Page segmentation data

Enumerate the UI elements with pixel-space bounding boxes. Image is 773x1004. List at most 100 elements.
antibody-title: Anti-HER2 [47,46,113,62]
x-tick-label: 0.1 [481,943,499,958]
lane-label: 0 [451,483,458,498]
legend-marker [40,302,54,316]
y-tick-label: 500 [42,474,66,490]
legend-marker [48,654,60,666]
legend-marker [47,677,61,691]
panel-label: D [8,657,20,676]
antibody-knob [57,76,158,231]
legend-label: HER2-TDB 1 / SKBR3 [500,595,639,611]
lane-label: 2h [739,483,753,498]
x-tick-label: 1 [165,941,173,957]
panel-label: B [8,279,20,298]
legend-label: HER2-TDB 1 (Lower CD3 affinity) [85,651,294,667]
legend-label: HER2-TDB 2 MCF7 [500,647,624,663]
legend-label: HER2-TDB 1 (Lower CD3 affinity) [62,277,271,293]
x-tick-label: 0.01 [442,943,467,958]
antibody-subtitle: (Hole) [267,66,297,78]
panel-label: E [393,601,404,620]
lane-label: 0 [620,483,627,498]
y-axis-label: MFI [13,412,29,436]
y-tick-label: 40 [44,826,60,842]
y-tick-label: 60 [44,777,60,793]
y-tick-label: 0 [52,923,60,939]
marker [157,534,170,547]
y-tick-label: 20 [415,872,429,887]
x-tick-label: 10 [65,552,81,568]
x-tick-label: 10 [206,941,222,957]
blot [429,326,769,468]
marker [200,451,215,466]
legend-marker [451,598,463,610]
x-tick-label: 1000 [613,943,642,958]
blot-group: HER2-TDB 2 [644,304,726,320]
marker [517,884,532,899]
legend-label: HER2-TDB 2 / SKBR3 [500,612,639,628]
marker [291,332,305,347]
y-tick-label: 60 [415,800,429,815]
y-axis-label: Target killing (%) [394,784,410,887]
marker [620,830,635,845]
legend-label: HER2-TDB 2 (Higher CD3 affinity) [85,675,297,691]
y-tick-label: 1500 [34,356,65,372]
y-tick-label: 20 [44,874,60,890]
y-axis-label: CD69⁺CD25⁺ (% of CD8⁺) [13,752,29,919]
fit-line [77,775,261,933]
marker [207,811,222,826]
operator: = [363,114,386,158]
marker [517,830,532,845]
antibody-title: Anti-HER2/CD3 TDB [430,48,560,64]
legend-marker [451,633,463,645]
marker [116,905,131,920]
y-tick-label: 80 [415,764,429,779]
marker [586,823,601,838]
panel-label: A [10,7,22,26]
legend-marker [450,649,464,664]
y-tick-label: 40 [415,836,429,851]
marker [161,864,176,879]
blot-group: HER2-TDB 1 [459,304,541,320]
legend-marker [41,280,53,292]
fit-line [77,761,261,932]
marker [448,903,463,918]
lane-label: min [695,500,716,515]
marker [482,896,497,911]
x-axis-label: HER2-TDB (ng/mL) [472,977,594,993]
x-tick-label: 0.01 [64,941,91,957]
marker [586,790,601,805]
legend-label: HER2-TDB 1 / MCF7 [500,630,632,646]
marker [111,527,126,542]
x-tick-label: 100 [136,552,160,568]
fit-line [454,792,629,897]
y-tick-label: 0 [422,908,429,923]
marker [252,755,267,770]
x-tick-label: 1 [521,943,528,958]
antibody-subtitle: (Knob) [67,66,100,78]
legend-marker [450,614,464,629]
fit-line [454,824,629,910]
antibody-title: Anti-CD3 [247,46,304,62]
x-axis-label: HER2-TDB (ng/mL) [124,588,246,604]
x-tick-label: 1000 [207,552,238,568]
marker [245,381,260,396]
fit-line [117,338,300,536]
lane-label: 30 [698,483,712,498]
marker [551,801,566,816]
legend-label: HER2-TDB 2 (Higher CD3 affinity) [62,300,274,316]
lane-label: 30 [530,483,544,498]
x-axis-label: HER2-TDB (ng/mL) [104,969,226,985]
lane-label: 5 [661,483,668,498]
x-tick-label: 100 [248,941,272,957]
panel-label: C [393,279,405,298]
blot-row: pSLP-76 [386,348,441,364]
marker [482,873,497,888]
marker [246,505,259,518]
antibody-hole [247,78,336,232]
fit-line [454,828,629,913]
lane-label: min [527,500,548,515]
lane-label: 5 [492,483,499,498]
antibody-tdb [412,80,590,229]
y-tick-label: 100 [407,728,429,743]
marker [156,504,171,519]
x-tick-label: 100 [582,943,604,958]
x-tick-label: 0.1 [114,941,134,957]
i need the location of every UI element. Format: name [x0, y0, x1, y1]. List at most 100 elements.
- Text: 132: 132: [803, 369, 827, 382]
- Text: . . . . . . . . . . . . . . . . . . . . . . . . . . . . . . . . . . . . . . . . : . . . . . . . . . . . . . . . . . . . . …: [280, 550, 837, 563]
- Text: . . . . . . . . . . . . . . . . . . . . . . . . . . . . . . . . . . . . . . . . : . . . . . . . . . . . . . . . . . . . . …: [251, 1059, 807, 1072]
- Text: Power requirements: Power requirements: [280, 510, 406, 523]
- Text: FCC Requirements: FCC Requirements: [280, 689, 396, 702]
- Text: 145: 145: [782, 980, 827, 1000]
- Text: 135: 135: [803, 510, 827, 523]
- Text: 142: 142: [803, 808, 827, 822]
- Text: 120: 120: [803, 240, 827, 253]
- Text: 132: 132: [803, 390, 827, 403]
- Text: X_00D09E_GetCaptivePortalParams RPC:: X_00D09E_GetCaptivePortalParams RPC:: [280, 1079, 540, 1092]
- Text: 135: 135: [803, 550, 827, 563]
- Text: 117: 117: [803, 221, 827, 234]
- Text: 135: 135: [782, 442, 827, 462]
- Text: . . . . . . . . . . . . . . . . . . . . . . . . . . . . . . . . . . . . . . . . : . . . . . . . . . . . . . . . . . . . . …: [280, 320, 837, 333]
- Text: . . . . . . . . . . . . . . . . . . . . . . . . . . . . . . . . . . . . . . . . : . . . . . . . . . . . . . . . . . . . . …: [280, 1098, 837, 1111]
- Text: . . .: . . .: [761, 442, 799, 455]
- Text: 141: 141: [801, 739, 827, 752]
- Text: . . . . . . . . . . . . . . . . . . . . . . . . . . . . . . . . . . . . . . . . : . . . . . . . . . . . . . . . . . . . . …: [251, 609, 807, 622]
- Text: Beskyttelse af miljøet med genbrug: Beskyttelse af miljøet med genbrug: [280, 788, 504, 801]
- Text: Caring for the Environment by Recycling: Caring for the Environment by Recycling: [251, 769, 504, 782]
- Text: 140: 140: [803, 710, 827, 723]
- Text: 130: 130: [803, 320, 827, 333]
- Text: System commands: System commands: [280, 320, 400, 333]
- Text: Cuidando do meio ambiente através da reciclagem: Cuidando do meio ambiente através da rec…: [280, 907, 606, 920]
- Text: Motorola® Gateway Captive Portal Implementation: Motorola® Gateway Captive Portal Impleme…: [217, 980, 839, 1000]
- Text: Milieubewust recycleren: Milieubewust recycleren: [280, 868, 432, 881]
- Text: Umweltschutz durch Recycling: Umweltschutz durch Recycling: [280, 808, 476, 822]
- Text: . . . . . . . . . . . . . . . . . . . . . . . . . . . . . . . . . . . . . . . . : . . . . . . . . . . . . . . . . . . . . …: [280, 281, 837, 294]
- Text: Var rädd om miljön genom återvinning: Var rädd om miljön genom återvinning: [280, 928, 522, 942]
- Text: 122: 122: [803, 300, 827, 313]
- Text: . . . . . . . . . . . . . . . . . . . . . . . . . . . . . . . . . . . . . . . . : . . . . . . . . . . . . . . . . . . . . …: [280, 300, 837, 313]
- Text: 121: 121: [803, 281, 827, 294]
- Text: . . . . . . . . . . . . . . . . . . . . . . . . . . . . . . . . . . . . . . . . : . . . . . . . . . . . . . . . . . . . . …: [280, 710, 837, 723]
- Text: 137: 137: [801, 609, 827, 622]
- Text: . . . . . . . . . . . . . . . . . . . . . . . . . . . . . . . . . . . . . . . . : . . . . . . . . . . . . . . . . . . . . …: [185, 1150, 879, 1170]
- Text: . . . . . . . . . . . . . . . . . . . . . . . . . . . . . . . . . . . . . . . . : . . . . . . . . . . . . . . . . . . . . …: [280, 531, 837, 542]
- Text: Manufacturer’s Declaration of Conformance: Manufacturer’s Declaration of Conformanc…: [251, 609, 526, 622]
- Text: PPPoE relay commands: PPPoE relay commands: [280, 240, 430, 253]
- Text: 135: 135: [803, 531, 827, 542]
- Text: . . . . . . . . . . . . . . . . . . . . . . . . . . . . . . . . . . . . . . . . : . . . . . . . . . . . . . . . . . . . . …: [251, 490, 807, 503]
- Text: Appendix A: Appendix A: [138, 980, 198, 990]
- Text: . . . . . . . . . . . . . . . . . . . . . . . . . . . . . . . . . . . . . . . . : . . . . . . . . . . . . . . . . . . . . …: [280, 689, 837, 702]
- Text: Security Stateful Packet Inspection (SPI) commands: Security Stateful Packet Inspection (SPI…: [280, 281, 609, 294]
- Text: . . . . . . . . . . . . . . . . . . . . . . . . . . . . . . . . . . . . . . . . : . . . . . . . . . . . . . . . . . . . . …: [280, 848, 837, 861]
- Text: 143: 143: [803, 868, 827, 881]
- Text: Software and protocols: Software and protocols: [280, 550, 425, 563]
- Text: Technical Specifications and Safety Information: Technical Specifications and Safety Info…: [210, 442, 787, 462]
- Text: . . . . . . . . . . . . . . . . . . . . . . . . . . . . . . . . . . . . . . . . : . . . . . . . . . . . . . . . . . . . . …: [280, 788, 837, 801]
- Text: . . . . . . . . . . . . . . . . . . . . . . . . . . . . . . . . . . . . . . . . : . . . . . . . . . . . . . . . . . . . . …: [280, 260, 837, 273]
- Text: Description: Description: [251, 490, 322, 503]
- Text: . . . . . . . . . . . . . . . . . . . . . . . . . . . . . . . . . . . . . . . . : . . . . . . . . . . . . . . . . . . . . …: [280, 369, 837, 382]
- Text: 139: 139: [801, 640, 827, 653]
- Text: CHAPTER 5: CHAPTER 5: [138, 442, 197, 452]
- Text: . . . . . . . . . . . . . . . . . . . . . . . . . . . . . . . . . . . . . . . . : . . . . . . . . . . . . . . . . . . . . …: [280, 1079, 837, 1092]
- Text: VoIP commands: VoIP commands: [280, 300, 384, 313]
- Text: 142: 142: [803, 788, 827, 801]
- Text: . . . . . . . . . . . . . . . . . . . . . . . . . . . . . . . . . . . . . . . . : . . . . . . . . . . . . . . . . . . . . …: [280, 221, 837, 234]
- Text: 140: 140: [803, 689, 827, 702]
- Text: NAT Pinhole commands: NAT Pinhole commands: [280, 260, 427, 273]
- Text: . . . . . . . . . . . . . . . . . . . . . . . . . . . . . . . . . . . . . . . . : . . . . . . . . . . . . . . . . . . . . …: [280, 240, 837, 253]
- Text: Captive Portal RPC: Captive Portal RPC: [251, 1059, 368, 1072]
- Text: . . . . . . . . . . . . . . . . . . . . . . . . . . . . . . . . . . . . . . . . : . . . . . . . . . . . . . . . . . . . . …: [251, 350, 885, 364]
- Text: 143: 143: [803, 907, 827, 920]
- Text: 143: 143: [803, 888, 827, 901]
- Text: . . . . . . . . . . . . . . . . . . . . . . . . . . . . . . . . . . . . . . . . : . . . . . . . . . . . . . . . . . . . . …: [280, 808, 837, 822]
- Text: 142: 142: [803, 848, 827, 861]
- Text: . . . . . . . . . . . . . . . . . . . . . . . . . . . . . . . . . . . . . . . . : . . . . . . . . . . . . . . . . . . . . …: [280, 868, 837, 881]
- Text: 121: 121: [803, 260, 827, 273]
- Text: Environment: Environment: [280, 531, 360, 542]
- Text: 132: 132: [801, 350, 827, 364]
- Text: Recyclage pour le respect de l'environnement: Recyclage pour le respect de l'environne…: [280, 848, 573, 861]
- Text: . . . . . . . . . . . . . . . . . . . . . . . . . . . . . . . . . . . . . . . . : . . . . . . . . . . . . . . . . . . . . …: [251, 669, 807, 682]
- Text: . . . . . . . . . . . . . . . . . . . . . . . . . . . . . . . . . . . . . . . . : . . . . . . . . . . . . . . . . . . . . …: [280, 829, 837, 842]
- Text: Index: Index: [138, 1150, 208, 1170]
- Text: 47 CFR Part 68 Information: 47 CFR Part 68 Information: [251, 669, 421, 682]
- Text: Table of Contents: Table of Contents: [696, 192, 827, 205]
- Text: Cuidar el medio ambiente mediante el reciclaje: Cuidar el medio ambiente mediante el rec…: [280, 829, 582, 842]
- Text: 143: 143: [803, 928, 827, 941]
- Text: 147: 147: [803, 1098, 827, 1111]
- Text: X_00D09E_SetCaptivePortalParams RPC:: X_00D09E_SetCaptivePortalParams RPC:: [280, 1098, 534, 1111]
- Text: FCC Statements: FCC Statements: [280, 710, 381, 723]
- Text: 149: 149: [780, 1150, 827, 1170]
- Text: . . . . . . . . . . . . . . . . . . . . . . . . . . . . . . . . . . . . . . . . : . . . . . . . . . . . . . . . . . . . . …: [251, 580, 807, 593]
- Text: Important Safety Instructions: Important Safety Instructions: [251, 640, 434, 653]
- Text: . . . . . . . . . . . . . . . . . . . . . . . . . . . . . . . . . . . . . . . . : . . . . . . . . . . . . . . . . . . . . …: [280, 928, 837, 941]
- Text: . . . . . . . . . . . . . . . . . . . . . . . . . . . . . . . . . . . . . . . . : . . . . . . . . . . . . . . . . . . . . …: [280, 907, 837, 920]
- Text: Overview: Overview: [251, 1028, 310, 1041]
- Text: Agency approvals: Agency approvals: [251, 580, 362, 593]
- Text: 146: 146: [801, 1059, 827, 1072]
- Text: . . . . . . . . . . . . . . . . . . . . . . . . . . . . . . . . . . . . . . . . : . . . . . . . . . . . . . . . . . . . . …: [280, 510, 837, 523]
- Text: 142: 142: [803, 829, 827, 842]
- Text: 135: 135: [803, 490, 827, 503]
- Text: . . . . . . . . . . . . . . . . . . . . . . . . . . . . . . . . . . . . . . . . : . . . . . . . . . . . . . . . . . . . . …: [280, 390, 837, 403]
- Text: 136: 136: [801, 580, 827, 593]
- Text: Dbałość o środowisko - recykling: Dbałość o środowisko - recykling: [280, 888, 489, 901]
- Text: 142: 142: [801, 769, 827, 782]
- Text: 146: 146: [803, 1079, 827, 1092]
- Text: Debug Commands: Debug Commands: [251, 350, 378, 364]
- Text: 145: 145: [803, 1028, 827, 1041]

(Aim of the exercise): Look through the entries, and return every line that the word "Lower" appears in.

(Task result):
legend-label: HER2-TDB 1 (Lower CD3 affinity) [85,651,294,667]
legend-label: HER2-TDB 1 (Lower CD3 affinity) [62,277,271,293]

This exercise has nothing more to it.